**Short task:** Reproduce the whole listing, character for character.

[Collected data entries]
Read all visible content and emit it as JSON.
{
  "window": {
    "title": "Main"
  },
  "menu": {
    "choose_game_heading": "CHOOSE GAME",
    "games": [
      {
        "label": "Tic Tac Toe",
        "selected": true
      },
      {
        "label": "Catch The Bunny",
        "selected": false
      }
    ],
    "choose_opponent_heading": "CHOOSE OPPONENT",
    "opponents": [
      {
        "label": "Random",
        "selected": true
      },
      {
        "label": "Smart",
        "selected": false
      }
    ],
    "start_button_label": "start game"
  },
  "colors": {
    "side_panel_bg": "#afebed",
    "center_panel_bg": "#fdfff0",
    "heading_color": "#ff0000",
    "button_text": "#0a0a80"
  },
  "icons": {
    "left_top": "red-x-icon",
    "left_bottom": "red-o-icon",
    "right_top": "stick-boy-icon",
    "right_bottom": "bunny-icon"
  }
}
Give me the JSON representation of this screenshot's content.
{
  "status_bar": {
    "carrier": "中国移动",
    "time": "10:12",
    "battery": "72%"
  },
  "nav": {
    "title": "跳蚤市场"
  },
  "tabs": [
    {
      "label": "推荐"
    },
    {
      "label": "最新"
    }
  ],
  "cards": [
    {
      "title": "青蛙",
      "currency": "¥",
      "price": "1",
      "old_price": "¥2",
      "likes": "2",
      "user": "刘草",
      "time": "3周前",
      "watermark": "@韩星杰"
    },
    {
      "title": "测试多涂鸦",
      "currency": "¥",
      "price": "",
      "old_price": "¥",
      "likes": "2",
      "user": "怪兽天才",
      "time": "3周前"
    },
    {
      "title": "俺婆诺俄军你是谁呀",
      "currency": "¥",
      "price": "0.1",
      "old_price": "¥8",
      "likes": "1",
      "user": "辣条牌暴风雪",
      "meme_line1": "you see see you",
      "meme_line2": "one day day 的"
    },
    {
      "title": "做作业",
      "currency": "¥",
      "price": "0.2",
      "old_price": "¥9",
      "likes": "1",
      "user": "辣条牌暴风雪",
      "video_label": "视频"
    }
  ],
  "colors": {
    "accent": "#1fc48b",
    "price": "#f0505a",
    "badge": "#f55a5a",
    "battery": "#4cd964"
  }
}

**Response to this exercise:**
Read all visible content and emit it as JSON.
{
  "window": {
    "title": "Main"
  },
  "menu": {
    "choose_game_heading": "CHOOSE GAME",
    "games": [
      {
        "label": "Tic Tac Toe",
        "selected": true
      },
      {
        "label": "Catch The Bunny",
        "selected": false
      }
    ],
    "choose_opponent_heading": "CHOOSE OPPONENT",
    "opponents": [
      {
        "label": "Random",
        "selected": true
      },
      {
        "label": "Smart",
        "selected": false
      }
    ],
    "start_button_label": "start game"
  },
  "colors": {
    "side_panel_bg": "#afebed",
    "center_panel_bg": "#fdfff0",
    "heading_color": "#ff0000",
    "button_text": "#0a0a80"
  },
  "icons": {
    "left_top": "red-x-icon",
    "left_bottom": "red-o-icon",
    "right_top": "stick-boy-icon",
    "right_bottom": "bunny-icon"
  }
}
Give me the JSON representation of this screenshot's content.
{
  "status_bar": {
    "carrier": "中国移动",
    "time": "10:12",
    "battery": "72%"
  },
  "nav": {
    "title": "跳蚤市场"
  },
  "tabs": [
    {
      "label": "推荐"
    },
    {
      "label": "最新"
    }
  ],
  "cards": [
    {
      "title": "青蛙",
      "currency": "¥",
      "price": "1",
      "old_price": "¥2",
      "likes": "2",
      "user": "刘草",
      "time": "3周前",
      "watermark": "@韩星杰"
    },
    {
      "title": "测试多涂鸦",
      "currency": "¥",
      "price": "",
      "old_price": "¥",
      "likes": "2",
      "user": "怪兽天才",
      "time": "3周前"
    },
    {
      "title": "俺婆诺俄军你是谁呀",
      "currency": "¥",
      "price": "0.1",
      "old_price": "¥8",
      "likes": "1",
      "user": "辣条牌暴风雪",
      "meme_line1": "you see see you",
      "meme_line2": "one day day 的"
    },
    {
      "title": "做作业",
      "currency": "¥",
      "price": "0.2",
      "old_price": "¥9",
      "likes": "1",
      "user": "辣条牌暴风雪",
      "video_label": "视频"
    }
  ],
  "colors": {
    "accent": "#1fc48b",
    "price": "#f0505a",
    "badge": "#f55a5a",
    "battery": "#4cd964"
  }
}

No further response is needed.